[Given information]

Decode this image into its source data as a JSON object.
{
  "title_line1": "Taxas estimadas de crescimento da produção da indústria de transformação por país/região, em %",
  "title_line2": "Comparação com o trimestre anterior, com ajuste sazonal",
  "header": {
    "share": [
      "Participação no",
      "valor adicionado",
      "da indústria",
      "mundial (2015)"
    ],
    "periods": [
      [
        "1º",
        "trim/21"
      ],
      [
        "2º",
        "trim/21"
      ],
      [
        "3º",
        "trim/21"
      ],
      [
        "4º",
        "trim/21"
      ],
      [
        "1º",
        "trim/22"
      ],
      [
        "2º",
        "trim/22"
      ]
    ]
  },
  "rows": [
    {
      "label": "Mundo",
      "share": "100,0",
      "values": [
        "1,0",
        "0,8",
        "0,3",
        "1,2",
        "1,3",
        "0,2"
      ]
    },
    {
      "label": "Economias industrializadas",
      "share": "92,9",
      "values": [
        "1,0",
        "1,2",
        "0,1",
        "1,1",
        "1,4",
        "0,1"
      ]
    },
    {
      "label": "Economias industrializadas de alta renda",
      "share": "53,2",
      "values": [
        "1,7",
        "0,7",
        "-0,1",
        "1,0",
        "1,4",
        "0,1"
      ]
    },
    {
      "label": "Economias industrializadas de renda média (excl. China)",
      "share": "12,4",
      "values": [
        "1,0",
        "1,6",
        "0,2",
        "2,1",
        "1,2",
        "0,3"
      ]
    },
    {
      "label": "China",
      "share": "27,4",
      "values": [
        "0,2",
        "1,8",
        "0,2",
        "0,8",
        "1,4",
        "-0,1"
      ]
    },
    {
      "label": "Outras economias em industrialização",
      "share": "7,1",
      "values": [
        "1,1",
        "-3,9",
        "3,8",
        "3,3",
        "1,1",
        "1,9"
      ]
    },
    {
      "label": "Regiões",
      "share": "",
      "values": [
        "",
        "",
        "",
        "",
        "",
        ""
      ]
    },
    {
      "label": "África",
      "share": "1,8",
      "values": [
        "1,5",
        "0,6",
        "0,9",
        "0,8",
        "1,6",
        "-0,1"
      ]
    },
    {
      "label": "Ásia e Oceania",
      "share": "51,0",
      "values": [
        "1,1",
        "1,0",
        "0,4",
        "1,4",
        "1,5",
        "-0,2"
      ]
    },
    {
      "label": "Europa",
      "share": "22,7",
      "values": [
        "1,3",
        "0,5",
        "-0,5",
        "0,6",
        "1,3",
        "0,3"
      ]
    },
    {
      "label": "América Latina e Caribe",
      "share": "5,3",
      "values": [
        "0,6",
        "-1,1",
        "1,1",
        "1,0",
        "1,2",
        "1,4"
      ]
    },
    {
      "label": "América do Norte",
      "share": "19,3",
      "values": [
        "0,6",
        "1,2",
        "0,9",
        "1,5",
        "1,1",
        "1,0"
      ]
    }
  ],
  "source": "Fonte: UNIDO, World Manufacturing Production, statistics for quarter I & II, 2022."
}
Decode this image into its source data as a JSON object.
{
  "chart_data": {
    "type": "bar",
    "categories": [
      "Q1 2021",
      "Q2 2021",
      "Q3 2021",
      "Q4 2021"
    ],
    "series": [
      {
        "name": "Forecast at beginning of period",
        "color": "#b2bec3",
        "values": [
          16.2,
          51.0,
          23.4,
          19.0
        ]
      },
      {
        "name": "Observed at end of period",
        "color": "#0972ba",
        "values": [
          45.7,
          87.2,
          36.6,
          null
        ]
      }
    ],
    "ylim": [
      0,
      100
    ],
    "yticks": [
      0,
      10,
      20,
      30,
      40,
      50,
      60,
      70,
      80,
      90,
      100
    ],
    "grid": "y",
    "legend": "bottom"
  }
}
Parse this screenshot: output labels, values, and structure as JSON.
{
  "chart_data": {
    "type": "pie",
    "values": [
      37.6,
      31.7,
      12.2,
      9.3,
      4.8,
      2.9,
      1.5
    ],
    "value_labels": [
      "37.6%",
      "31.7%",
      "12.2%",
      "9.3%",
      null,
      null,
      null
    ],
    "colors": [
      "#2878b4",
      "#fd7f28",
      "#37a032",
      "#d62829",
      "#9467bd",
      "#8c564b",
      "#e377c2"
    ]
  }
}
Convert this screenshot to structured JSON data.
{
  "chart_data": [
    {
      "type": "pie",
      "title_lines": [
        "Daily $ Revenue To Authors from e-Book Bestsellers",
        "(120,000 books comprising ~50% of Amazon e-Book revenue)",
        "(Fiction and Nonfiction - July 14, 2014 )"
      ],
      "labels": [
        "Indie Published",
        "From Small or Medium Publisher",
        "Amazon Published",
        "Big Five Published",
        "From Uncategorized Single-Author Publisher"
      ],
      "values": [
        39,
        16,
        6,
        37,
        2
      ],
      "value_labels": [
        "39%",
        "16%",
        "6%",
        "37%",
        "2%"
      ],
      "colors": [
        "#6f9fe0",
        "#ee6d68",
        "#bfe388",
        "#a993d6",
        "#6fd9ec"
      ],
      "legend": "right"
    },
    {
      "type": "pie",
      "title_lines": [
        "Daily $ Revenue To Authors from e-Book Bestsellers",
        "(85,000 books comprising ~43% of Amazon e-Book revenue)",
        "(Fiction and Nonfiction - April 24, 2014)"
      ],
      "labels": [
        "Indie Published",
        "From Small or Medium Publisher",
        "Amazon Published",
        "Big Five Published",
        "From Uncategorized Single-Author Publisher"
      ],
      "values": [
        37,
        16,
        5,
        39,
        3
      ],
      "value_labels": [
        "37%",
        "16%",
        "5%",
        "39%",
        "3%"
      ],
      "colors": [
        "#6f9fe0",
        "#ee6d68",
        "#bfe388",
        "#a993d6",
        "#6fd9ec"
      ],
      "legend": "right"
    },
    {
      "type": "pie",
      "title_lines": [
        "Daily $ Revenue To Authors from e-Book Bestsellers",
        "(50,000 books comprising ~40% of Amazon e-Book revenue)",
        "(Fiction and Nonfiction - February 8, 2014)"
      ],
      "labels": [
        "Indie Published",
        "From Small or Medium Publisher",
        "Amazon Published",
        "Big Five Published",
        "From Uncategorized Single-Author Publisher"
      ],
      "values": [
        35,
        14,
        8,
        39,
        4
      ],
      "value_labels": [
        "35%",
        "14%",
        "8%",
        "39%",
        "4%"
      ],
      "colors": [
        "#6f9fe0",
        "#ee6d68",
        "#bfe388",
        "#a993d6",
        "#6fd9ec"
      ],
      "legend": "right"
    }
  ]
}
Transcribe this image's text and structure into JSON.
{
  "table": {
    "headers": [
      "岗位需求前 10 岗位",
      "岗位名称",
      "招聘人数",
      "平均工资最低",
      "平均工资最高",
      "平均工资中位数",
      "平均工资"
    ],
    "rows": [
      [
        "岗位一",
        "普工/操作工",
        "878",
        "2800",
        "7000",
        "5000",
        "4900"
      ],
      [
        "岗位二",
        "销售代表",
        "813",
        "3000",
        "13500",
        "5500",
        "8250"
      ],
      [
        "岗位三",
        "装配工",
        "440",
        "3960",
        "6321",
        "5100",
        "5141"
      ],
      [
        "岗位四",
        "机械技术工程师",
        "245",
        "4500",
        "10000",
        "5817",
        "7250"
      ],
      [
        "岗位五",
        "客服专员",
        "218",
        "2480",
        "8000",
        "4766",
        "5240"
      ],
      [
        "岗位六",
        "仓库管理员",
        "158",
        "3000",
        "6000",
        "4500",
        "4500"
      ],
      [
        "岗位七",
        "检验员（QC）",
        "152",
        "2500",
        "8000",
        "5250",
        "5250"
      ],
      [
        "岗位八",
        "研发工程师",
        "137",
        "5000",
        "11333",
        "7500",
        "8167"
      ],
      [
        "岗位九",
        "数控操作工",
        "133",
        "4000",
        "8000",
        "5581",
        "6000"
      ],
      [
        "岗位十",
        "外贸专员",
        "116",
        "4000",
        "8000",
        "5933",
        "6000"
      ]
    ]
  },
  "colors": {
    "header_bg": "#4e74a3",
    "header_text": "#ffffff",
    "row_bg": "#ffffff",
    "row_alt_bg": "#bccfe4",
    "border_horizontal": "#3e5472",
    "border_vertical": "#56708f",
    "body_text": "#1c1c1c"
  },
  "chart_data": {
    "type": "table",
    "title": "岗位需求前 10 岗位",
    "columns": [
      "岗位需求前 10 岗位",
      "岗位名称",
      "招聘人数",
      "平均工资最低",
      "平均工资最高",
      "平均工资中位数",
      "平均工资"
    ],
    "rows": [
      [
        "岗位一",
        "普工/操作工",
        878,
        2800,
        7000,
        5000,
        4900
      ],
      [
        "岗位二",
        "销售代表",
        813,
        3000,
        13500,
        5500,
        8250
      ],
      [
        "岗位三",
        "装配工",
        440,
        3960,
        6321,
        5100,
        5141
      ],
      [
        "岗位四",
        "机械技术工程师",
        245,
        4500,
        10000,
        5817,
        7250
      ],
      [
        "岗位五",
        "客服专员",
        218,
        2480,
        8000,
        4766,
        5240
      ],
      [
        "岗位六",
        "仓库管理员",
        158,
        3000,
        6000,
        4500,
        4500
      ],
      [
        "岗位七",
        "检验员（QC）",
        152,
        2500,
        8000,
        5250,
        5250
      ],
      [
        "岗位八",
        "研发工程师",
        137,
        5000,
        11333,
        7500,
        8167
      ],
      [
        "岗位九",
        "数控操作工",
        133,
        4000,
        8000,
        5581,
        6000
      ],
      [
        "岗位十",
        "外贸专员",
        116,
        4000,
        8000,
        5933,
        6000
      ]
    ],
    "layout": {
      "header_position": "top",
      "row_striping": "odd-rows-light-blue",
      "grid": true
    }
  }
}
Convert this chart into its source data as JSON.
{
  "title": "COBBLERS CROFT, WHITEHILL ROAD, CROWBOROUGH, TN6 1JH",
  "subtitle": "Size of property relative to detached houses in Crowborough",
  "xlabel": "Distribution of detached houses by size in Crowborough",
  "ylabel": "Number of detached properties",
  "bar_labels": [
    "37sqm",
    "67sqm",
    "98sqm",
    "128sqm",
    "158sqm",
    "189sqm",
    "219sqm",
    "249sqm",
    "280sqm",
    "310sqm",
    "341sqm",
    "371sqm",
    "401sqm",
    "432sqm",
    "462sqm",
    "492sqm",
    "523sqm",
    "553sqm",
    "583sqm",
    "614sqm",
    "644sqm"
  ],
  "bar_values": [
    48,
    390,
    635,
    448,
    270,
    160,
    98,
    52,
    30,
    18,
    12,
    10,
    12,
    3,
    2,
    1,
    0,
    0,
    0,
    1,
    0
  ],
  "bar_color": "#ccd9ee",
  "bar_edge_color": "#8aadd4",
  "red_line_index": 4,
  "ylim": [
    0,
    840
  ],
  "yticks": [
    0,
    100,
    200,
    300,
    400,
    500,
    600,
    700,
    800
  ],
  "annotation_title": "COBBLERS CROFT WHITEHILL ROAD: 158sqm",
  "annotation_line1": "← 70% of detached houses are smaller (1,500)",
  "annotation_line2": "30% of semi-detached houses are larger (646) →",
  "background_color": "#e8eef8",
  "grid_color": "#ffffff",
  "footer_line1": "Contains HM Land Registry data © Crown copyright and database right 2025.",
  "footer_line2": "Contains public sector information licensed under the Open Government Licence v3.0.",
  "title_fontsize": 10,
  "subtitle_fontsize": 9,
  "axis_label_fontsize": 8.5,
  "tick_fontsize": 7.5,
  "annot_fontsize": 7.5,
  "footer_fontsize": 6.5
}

[What to produce]
From the line that contains "Convert this chart" down to the last line of the listing above, repeat each line exactly, and include nothing else.

[Final answer]
Convert this chart into its source data as JSON.
{
  "title": "COBBLERS CROFT, WHITEHILL ROAD, CROWBOROUGH, TN6 1JH",
  "subtitle": "Size of property relative to detached houses in Crowborough",
  "xlabel": "Distribution of detached houses by size in Crowborough",
  "ylabel": "Number of detached properties",
  "bar_labels": [
    "37sqm",
    "67sqm",
    "98sqm",
    "128sqm",
    "158sqm",
    "189sqm",
    "219sqm",
    "249sqm",
    "280sqm",
    "310sqm",
    "341sqm",
    "371sqm",
    "401sqm",
    "432sqm",
    "462sqm",
    "492sqm",
    "523sqm",
    "553sqm",
    "583sqm",
    "614sqm",
    "644sqm"
  ],
  "bar_values": [
    48,
    390,
    635,
    448,
    270,
    160,
    98,
    52,
    30,
    18,
    12,
    10,
    12,
    3,
    2,
    1,
    0,
    0,
    0,
    1,
    0
  ],
  "bar_color": "#ccd9ee",
  "bar_edge_color": "#8aadd4",
  "red_line_index": 4,
  "ylim": [
    0,
    840
  ],
  "yticks": [
    0,
    100,
    200,
    300,
    400,
    500,
    600,
    700,
    800
  ],
  "annotation_title": "COBBLERS CROFT WHITEHILL ROAD: 158sqm",
  "annotation_line1": "← 70% of detached houses are smaller (1,500)",
  "annotation_line2": "30% of semi-detached houses are larger (646) →",
  "background_color": "#e8eef8",
  "grid_color": "#ffffff",
  "footer_line1": "Contains HM Land Registry data © Crown copyright and database right 2025.",
  "footer_line2": "Contains public sector information licensed under the Open Government Licence v3.0.",
  "title_fontsize": 10,
  "subtitle_fontsize": 9,
  "axis_label_fontsize": 8.5,
  "tick_fontsize": 7.5,
  "annot_fontsize": 7.5,
  "footer_fontsize": 6.5
}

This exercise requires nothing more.